> _Problem requirements_:
Work through the material below line by line and say how many lines include the word "Denton". Only the number, please.

------------------------------------------------------------

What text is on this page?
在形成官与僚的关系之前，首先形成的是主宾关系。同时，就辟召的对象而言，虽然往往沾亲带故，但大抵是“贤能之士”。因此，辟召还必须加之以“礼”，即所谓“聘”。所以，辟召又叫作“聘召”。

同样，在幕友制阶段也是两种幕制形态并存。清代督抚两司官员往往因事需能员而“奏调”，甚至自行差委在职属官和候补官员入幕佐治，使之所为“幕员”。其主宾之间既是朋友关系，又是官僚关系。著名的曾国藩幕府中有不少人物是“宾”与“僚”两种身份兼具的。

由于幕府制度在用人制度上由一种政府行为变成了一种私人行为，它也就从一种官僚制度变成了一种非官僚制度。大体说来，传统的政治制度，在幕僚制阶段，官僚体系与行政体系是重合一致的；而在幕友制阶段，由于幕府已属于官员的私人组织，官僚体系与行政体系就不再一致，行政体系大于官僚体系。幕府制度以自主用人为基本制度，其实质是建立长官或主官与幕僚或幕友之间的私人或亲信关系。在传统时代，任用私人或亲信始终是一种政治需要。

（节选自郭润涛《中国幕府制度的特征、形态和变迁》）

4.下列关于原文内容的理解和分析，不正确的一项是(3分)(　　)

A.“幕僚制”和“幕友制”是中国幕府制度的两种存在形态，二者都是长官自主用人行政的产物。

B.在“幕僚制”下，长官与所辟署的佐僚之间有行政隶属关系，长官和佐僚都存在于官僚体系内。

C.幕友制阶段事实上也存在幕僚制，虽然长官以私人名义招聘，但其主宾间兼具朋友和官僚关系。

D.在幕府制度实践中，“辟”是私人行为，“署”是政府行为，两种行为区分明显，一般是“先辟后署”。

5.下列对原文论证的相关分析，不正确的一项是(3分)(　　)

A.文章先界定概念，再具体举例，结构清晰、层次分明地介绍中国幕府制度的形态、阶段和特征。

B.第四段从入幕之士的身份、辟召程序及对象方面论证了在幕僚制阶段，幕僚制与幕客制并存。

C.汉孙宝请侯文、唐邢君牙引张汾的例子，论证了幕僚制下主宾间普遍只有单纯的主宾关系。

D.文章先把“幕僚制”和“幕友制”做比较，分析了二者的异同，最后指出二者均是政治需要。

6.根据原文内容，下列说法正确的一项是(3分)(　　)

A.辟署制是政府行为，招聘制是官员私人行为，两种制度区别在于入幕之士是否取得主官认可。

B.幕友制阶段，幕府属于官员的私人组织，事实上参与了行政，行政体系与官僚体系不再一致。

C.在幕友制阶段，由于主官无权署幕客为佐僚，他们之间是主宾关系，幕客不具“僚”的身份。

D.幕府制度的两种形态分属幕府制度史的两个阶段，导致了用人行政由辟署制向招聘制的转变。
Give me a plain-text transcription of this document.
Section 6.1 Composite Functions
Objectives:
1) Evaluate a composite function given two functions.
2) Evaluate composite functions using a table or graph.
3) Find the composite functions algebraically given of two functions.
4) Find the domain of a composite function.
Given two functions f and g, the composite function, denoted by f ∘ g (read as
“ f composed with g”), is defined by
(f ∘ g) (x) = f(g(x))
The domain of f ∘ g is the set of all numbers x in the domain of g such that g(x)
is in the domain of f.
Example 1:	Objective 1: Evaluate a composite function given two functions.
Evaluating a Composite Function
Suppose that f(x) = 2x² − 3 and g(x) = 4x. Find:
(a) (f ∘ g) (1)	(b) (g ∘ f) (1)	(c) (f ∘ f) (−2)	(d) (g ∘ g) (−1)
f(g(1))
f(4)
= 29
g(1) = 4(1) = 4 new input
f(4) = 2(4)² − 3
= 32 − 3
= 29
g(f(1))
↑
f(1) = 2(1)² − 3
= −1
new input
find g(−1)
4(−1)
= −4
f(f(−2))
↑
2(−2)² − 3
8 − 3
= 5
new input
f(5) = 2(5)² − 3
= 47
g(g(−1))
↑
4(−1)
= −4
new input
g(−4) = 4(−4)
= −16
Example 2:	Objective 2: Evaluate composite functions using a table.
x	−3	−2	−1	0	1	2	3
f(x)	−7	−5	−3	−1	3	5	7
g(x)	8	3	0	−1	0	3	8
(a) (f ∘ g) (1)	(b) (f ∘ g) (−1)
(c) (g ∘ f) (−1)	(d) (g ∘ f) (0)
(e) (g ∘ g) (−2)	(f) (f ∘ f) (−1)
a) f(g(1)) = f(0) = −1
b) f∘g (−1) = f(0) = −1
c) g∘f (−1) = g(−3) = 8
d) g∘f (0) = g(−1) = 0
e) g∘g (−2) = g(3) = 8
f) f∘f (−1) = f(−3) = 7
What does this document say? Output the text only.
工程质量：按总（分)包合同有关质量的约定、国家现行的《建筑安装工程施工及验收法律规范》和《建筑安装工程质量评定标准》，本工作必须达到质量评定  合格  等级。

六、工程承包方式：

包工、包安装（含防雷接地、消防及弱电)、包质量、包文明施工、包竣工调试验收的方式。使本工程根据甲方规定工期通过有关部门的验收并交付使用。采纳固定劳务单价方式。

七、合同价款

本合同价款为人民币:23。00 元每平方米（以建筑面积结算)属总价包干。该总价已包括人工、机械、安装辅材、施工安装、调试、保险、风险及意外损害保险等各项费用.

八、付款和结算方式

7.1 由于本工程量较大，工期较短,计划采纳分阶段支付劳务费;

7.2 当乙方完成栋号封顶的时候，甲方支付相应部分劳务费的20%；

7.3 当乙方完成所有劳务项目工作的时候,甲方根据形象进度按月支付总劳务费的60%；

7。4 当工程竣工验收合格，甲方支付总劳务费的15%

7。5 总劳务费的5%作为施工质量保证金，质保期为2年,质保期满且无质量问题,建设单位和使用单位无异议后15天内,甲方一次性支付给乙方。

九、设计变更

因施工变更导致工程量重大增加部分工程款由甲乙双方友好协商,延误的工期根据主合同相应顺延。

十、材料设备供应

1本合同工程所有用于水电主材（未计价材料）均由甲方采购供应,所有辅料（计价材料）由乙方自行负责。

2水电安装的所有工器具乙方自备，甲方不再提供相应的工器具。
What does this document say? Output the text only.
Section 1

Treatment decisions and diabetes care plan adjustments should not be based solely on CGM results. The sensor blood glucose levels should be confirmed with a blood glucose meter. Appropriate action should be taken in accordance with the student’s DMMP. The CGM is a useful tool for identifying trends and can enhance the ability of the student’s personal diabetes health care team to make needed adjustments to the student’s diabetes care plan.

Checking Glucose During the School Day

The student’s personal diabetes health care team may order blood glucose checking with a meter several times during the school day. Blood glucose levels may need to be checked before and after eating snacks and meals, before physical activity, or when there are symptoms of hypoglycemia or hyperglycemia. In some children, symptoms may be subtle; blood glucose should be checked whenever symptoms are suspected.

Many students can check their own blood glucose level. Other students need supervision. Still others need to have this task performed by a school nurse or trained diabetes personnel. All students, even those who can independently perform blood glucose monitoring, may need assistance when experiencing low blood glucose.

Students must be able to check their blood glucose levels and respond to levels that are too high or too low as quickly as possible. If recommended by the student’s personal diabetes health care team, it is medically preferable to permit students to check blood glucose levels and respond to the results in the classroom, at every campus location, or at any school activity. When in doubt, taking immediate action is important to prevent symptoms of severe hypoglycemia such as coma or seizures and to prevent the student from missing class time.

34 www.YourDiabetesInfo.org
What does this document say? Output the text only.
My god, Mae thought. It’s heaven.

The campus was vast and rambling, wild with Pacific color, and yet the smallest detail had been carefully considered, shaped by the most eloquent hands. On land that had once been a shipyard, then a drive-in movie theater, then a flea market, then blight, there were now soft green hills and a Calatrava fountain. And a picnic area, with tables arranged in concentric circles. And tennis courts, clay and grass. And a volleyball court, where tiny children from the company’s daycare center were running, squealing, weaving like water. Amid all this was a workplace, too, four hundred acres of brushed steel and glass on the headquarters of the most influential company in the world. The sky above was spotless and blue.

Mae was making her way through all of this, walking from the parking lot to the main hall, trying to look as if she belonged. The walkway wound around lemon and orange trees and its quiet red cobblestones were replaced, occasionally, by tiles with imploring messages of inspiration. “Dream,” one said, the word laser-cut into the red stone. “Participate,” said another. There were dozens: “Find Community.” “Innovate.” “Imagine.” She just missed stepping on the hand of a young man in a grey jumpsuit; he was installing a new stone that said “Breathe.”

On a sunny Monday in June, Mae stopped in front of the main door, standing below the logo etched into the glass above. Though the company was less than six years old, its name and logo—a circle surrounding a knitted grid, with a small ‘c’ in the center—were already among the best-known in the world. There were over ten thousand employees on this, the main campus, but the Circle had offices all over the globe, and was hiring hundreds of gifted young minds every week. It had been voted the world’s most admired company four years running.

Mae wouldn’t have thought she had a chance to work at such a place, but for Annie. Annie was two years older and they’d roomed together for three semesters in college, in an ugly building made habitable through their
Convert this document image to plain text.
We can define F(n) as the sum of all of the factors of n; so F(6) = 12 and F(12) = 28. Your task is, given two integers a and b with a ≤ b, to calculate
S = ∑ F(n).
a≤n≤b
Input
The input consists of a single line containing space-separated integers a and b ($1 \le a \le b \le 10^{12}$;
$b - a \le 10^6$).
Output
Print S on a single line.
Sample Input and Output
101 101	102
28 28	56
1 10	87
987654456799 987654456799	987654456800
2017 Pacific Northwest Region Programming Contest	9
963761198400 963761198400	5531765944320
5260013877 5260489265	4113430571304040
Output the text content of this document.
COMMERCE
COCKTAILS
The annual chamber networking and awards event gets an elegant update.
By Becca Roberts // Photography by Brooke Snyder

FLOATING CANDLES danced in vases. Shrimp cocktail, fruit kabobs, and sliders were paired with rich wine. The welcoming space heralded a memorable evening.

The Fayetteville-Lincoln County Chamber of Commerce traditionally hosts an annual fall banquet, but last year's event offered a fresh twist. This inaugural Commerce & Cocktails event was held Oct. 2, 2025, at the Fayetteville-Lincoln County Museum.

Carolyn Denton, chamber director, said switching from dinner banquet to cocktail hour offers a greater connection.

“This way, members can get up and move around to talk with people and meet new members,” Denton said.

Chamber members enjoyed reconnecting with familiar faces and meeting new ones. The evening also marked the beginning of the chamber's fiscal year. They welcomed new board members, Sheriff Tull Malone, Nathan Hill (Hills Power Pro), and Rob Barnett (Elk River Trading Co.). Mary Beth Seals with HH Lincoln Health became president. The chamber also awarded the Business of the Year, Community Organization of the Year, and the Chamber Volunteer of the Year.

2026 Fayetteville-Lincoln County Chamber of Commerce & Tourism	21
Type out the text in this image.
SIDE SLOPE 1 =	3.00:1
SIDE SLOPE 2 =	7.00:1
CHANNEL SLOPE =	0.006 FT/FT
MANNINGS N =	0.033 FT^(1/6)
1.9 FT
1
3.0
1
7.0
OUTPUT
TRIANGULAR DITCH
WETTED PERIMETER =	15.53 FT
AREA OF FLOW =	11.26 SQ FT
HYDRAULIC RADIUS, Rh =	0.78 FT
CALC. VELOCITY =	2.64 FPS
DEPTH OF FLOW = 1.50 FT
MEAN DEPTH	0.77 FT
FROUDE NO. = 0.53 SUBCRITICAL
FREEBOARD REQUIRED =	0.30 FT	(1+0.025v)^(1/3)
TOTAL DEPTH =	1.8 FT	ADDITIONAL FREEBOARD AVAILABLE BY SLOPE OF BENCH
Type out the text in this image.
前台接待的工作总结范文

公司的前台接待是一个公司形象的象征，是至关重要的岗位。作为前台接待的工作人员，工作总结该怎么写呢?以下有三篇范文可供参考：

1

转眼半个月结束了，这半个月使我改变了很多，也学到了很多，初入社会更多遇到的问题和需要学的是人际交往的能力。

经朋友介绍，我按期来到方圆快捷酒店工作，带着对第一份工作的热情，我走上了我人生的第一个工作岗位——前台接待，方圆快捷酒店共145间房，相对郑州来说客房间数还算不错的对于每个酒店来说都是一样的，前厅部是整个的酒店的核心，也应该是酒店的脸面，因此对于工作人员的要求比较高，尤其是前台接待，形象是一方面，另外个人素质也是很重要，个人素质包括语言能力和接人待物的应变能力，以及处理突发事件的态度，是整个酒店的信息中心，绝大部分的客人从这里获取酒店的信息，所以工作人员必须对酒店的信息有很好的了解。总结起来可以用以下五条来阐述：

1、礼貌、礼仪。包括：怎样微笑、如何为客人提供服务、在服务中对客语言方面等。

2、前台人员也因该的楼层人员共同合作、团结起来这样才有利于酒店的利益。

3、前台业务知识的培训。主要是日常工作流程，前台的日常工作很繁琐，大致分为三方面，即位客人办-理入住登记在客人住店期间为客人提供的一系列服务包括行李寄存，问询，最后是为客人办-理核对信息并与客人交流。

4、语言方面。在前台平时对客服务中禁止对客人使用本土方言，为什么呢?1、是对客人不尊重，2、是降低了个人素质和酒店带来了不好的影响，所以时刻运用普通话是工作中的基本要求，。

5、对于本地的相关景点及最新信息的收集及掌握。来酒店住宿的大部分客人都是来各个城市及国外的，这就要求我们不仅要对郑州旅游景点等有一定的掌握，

------------------------------------------------------------

> _Solution to the exercise_:
2